PASSAGE PROVIDED start

I calculated the average annual return for timberland and farmland separately, using the quarterly NCREIF data. I did this while reading two Sunday papers and watching the Sunday morning shows, so perhaps I wasn’t paying sufficient attention.
I added the return rates for four quarters for each year, then divided by four, to get an average return for that year. Then I summed the years in the sample and divided by the number of years.
I, too, thought the returns were too low, which is why I added the Goldman Sachs information. Most of the analyses that I looked at last week from RMS, Campbell Group, etc. showed annual timberland return above 10 percent.
If my methodology was off, I stand humbly before the math bar and thank you for the correction. If I misread the data or was victimized by fat-finger syndrome with my calculator (which was bouncing around on the sofa arm), I plead advancing age. Which is no plea at all. Yrs. Curtis
Sorry, I meant to reference J.P. Morgan Analytics, not Goldman Sachs in my response. I’m in the middle of writng something else, quoting Goldman Sachs. Multi-tasking is for the youthful. C
Curtis,
Thank you for the great article! I am a farm/ranch broker in CO specializing in production ag properties. We see dryland returns of 4-5% and returns on irrigated ground are 6% +. If anyone is interested in buying land through your IRA we are familiar with the process and can help facilitate that.
With the minor slip up regarding NCREIF timberland returns (for a chart showing timberland returns as compared to traditional investments, check out Molpus.com), you have written a great article, Curtis. I have been waiting for someone to address the gold vs. land debate for some time and you have done an excellent job. I tip my hat to you! Rick Taylor, ALC, forester
We recently wrote a similar argument in an article for Texas Trophy Hunters Assn magazine…land represents a solid longterm investment, hedge against inflation, and has been used to “hold” wealth by many of the world’s wealthiest folks. The wealthy make their fortunes is a variety of ways, but choose land as a basis for banking that wealth. We should all have at least some of our money working the same way.
Curtis: An excellent article. You hit this one out-of-the park! You can’t eat gold and some people might be suprised that it may be hard to exchange it for a loaf of bread if a crisis hits. On the other hand, you can grow food and raise livestock on land if need be or make it available to those who do. One caveat is to watch the tax situation and be sure you get all the write offs coming to you. You can “bank” money in land but you still have to pay the taxes. Avoid “resorty” areas that are more heavily taxed and stay with strictly agricultural, forest, and hunting land. I am glad you set the record straight in regard to gold and commodity investing in general. Give me land, lots of land! God Bless.

PASSAGE PROVIDED end

## GIVEN EXERCISE 1
Extract every line from the entries below that contains the string "коренные". Case counts.

DATA FOR THIS TASK start

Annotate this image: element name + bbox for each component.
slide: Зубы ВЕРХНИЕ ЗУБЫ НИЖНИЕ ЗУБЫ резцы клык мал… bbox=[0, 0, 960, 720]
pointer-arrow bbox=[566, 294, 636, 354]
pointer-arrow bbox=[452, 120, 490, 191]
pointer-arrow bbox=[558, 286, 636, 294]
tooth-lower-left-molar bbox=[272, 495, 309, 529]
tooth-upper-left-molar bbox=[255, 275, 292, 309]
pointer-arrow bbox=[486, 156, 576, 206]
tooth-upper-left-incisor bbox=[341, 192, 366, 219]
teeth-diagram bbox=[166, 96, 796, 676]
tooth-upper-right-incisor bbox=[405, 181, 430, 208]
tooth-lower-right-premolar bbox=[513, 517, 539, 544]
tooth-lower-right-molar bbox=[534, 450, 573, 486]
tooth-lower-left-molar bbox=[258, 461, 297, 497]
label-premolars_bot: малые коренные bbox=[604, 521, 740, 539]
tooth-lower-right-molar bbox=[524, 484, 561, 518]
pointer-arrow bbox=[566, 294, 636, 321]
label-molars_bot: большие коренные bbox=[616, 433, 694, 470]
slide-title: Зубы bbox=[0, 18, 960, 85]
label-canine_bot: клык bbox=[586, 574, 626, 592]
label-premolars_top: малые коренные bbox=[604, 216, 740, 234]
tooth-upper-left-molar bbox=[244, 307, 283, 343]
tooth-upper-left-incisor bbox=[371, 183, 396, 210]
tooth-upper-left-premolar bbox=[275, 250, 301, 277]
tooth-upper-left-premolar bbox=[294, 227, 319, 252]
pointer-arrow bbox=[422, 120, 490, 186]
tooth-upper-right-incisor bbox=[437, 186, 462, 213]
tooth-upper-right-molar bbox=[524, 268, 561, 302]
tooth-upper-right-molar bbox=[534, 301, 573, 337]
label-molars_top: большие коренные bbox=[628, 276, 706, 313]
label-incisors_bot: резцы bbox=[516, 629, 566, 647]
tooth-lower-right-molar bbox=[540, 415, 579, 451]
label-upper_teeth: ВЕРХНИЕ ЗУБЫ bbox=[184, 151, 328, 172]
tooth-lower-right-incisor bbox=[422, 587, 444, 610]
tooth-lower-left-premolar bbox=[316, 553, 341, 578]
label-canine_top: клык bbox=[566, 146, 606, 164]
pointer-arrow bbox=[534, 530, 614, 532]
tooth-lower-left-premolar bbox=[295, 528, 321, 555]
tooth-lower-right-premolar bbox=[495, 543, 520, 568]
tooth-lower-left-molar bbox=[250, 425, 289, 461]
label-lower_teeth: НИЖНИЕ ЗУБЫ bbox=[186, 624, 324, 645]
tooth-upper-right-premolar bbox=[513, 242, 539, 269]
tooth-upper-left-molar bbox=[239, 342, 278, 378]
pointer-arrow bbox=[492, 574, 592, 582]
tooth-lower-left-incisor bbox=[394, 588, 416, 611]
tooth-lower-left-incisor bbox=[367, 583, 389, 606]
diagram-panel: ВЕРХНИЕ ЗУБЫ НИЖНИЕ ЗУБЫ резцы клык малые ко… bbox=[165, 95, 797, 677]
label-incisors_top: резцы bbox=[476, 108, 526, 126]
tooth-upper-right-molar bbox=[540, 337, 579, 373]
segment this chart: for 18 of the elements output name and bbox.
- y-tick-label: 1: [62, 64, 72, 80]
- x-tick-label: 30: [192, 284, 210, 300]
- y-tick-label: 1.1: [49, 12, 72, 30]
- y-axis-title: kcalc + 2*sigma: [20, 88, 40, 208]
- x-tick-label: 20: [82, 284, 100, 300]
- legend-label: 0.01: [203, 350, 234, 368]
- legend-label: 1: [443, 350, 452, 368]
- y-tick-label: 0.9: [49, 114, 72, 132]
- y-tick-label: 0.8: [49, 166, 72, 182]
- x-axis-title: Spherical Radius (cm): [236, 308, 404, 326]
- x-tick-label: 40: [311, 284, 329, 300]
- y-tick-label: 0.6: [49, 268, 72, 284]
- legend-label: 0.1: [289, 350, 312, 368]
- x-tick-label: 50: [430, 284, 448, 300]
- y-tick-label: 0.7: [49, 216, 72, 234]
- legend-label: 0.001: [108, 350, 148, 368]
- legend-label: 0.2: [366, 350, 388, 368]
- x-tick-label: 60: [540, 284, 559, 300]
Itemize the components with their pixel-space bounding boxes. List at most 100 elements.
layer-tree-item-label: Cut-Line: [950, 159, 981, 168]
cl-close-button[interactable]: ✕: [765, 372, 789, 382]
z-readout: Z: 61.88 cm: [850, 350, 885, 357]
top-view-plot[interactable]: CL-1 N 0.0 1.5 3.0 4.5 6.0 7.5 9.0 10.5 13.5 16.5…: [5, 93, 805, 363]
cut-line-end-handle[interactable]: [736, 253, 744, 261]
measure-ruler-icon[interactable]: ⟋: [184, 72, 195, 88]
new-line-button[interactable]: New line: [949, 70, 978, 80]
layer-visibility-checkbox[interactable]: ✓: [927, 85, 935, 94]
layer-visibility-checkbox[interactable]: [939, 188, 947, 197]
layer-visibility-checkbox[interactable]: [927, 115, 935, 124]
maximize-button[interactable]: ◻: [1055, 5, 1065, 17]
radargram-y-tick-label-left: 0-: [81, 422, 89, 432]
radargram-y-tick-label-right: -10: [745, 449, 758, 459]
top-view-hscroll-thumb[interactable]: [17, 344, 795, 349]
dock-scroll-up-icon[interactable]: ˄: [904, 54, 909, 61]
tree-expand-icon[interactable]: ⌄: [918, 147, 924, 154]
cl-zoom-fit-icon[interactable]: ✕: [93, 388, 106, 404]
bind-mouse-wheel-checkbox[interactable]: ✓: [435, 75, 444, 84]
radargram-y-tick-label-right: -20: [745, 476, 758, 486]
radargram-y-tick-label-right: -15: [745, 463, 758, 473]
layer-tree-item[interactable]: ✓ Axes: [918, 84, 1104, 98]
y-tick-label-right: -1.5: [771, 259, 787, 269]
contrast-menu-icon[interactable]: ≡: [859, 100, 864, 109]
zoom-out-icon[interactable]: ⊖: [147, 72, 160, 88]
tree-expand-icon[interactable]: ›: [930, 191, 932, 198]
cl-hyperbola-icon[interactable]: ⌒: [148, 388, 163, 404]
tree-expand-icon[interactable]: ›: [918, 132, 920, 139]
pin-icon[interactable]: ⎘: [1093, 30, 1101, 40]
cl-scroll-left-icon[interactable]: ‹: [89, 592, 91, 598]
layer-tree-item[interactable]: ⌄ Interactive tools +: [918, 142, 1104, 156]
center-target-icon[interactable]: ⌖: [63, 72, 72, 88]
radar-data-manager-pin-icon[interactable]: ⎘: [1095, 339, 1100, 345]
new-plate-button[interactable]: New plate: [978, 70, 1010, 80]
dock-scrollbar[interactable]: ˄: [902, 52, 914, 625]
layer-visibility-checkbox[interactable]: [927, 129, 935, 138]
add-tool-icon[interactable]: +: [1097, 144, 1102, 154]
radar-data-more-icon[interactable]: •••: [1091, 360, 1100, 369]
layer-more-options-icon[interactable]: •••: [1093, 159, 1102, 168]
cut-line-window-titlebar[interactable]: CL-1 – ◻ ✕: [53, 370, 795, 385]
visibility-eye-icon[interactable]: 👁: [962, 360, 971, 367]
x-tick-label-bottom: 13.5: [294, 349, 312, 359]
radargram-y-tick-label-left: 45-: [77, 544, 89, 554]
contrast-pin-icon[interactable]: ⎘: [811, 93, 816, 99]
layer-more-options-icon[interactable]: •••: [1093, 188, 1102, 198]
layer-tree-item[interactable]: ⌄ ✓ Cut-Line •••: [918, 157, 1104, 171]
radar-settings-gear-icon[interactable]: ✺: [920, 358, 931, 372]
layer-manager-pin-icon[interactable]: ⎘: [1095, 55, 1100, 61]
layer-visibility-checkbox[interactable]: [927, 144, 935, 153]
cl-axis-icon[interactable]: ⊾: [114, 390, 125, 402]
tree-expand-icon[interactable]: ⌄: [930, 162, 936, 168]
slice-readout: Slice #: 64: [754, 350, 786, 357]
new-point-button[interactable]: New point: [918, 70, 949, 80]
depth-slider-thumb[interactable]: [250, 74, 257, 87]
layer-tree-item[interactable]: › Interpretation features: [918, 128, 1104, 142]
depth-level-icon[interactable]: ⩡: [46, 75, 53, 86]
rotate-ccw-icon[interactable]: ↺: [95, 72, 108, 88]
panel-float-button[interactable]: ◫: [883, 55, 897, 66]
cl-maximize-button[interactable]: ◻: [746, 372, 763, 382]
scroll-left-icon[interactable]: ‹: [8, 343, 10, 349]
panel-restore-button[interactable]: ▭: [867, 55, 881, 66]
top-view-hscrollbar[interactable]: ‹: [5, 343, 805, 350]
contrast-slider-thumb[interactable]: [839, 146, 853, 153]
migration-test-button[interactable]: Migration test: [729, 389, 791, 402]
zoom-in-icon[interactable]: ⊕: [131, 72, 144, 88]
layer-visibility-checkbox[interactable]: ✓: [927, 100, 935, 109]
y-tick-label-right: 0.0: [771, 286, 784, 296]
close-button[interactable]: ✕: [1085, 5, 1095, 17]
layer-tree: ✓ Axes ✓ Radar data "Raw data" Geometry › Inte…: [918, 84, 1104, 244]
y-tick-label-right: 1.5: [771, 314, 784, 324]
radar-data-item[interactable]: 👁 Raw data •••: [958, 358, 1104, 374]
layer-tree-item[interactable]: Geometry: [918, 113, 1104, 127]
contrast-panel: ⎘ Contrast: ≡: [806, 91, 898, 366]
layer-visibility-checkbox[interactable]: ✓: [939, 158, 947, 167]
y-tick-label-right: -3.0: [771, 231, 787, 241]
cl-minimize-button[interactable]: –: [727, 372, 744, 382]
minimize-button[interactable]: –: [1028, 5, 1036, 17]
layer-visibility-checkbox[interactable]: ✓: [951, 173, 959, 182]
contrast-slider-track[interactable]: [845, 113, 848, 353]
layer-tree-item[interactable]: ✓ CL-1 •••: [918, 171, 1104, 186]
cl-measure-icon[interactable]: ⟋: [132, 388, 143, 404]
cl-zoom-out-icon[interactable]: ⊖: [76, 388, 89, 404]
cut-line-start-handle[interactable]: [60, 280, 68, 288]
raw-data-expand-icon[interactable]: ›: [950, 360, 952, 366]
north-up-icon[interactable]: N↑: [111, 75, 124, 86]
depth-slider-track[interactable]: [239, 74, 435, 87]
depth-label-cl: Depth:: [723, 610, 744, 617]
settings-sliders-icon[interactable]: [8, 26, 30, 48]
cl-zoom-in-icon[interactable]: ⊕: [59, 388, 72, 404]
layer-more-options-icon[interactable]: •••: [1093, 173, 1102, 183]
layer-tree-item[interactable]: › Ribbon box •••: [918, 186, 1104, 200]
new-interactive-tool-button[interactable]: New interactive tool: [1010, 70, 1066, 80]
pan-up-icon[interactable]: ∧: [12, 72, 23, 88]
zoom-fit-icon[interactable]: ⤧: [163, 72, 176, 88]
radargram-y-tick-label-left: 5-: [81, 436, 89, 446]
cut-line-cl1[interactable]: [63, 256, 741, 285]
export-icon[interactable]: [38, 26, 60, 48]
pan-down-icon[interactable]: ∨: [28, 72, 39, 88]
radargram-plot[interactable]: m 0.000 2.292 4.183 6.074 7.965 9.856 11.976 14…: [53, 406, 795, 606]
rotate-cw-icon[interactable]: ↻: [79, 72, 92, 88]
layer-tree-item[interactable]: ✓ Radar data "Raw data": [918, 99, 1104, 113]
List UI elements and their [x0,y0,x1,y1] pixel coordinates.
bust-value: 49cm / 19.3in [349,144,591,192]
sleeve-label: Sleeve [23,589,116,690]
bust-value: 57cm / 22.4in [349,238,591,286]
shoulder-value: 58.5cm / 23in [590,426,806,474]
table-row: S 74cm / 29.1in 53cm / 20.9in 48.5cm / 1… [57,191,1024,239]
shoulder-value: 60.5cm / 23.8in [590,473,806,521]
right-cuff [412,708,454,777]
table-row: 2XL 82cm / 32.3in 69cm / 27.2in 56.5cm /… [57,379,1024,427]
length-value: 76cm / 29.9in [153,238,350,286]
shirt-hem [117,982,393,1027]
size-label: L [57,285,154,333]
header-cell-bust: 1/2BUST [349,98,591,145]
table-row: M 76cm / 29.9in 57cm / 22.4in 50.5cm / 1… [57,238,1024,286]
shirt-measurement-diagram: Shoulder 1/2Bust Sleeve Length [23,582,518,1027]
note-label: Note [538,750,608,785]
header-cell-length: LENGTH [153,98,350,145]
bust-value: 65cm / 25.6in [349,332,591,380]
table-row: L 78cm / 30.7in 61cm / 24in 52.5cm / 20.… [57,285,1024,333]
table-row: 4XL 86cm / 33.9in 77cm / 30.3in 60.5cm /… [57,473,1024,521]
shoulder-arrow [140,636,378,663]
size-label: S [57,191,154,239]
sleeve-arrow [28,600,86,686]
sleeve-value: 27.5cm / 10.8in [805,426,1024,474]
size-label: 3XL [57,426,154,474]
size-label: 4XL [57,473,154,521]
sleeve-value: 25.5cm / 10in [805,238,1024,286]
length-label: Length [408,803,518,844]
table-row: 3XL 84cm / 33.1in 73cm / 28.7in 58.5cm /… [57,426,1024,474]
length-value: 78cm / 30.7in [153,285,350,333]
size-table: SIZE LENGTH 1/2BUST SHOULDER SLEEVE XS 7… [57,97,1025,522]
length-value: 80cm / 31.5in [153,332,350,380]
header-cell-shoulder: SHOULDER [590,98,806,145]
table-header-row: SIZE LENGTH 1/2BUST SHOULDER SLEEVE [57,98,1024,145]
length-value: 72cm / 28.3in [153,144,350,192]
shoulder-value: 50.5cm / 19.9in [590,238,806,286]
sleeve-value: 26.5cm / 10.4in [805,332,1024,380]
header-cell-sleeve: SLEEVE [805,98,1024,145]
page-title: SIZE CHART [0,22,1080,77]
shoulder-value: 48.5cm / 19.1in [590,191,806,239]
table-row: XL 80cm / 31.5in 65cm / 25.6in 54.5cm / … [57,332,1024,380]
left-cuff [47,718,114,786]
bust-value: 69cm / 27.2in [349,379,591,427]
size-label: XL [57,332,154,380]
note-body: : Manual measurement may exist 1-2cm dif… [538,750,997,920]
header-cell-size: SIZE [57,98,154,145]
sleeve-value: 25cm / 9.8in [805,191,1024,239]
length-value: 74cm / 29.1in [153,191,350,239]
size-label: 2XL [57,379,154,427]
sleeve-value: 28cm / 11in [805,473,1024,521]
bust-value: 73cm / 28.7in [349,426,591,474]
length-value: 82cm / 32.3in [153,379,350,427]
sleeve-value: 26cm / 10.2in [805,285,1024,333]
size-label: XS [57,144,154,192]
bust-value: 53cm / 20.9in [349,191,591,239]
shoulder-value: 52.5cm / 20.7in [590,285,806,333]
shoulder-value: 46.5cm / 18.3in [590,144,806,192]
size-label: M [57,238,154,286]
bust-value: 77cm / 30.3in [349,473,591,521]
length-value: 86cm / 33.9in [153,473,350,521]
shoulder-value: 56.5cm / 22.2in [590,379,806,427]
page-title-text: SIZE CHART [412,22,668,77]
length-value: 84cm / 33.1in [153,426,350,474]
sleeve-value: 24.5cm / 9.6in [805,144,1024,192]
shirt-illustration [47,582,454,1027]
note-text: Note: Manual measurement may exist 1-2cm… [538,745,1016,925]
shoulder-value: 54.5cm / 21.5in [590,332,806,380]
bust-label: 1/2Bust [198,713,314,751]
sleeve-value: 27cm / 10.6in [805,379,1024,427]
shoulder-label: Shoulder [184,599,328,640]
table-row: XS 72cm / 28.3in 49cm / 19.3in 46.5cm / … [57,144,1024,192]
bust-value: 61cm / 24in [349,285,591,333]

DATA FOR THIS TASK end

## GIVEN EXERCISE 2
List every rate of return given as a percentage in the reader comments on land investing, and say what each one describes.

## CORRECT RESPONSE 1
label-premolars_bot: малые коренные bbox=[604, 521, 740, 539]
label-molars_bot: большие коренные bbox=[616, 433, 694, 470]
label-premolars_top: малые коренные bbox=[604, 216, 740, 234]
label-molars_top: большие коренные bbox=[628, 276, 706, 313]

## CORRECT RESPONSE 2
- above 10 percent: annual timberland return shown in analyses from RMS, Campbell Group, etc.
- 4-5%: returns on dryland
- 6% +: returns on irrigated ground